§ **Set problem**
Wherever a line below holds the word "COVID", copy that line.

————————

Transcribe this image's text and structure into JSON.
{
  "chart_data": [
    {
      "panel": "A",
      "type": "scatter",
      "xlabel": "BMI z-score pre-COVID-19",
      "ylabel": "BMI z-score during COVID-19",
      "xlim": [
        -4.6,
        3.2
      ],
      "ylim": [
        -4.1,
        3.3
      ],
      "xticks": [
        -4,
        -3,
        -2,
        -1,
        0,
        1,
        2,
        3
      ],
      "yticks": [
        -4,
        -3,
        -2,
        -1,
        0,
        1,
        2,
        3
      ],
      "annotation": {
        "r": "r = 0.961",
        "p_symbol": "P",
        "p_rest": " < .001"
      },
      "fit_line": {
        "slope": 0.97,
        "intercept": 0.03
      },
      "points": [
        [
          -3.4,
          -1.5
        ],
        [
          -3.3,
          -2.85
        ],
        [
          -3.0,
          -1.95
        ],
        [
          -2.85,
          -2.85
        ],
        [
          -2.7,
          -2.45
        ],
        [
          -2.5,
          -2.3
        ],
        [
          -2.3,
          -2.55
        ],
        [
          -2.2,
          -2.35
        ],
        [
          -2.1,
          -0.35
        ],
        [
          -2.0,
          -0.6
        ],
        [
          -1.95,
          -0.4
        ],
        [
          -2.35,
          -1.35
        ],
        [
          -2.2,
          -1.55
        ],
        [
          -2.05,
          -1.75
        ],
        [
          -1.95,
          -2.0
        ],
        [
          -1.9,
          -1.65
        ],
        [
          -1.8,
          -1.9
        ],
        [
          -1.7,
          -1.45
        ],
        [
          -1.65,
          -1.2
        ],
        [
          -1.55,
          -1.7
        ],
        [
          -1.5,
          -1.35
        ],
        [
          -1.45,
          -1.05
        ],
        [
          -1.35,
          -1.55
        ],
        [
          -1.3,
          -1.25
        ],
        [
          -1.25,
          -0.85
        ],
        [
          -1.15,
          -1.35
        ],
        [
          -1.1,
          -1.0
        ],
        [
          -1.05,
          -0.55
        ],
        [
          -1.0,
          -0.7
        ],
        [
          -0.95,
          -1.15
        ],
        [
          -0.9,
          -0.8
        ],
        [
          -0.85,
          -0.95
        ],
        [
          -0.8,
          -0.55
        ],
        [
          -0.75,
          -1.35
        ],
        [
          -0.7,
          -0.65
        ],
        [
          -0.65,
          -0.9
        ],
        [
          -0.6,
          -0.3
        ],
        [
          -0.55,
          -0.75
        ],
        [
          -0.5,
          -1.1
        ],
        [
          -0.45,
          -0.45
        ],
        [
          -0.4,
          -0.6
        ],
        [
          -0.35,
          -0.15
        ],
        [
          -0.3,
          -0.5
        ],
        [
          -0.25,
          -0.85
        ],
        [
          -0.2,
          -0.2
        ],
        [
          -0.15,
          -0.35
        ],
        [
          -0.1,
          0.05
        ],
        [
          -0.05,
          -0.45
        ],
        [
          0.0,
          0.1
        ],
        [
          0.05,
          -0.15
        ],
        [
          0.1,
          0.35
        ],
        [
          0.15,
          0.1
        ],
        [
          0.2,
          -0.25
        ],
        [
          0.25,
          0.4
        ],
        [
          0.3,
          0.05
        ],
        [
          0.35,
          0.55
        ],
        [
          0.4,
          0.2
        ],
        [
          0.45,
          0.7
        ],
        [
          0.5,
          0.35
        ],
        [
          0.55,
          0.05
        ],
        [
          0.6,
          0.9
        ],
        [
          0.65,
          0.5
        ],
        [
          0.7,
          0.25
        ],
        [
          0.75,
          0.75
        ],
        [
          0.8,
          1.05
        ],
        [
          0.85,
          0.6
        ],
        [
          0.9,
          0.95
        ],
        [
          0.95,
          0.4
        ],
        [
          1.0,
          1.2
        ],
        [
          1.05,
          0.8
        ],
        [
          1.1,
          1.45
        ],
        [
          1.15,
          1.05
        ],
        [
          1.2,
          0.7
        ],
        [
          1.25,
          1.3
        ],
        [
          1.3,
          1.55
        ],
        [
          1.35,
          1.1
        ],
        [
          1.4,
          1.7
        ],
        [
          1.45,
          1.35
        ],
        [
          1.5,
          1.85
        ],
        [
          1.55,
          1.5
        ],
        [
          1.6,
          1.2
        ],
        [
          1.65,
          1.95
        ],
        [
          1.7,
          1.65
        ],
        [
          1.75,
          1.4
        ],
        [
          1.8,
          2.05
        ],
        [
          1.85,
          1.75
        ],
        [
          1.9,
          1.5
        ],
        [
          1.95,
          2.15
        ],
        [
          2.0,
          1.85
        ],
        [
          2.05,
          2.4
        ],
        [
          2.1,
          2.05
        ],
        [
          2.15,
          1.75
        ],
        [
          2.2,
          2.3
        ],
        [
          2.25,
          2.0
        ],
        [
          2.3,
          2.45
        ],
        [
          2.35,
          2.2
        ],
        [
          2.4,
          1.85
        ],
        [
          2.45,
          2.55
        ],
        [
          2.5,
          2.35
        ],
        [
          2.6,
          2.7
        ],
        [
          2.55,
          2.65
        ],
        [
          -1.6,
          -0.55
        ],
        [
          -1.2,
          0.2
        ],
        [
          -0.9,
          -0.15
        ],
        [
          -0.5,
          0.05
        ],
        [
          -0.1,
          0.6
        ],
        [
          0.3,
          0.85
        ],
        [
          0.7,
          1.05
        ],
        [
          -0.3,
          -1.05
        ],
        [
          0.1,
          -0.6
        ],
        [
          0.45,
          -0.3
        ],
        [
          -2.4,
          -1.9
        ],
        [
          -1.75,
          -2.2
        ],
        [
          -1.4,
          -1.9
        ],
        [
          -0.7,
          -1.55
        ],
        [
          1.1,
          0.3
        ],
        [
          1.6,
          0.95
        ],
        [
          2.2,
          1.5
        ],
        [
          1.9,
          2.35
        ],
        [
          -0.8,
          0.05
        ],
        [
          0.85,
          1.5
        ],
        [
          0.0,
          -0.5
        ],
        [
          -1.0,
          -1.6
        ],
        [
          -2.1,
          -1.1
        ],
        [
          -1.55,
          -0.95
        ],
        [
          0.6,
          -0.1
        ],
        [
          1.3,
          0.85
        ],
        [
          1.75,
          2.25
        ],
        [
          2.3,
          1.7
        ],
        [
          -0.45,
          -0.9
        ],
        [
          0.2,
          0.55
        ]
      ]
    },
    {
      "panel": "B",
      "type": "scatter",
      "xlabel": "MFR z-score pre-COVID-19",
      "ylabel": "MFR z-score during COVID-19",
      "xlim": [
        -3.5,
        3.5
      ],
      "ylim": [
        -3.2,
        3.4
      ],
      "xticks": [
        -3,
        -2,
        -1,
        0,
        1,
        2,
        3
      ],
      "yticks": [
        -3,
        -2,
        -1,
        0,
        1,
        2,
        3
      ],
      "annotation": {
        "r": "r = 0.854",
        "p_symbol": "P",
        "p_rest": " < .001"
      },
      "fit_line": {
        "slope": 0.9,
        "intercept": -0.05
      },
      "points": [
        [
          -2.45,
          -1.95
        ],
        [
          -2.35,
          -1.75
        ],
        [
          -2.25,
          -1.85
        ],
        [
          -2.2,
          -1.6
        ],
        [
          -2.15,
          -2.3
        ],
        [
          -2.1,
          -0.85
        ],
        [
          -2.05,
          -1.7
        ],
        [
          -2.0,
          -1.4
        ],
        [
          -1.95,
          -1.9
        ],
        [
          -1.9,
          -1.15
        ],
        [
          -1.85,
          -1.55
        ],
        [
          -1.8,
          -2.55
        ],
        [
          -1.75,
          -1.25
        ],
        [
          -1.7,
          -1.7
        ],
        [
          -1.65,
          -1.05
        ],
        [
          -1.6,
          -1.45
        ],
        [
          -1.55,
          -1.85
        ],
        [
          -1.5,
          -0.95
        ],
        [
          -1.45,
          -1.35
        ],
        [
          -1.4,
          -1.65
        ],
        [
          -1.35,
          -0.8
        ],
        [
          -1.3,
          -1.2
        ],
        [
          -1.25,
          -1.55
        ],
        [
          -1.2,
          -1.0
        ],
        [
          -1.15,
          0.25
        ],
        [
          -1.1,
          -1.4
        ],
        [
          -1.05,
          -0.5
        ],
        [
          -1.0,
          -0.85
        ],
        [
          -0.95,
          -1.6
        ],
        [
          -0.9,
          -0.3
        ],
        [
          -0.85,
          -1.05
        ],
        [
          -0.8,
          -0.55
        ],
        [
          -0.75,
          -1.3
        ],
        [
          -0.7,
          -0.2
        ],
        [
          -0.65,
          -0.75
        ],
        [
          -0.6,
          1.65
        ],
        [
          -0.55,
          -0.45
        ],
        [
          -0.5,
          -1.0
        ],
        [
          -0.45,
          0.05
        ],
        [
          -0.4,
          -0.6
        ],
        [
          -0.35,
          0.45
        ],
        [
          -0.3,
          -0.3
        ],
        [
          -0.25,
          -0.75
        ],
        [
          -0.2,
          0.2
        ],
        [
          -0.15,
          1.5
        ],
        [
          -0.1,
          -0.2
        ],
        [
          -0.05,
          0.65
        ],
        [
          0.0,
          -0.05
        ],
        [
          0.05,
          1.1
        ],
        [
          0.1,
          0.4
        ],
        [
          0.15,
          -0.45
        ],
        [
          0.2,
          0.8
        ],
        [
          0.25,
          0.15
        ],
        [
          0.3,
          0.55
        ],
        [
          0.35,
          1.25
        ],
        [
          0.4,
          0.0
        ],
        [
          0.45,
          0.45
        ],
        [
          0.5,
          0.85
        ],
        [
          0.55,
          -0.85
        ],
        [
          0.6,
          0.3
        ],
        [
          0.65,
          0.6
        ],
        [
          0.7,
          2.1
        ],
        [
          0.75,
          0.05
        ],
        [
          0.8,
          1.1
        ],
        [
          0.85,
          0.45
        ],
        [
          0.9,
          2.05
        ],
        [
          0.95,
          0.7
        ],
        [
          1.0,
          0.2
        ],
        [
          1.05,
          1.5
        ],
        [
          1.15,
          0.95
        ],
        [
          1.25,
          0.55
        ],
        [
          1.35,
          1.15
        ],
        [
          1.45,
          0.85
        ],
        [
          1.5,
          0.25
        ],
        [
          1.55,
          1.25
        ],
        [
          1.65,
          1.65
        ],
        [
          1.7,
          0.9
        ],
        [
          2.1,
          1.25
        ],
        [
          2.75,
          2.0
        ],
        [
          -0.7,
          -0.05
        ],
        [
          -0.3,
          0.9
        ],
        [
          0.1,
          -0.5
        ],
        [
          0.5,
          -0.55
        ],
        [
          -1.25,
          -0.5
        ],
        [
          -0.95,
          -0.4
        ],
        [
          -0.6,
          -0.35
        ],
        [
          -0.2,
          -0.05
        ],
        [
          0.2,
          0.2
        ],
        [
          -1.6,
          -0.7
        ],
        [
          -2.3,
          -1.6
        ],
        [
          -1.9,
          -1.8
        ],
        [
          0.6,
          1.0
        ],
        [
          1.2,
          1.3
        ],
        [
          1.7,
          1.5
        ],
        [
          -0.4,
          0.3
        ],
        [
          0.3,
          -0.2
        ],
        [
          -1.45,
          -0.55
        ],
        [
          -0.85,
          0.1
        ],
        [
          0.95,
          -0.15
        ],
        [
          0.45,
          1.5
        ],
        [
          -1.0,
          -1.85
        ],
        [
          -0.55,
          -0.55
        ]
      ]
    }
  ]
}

————————

§ **Finished exercise**
      "xlabel": "BMI z-score pre-COVID-19",
      "ylabel": "BMI z-score during COVID-19",
      "xlabel": "MFR z-score pre-COVID-19",
      "ylabel": "MFR z-score during COVID-19",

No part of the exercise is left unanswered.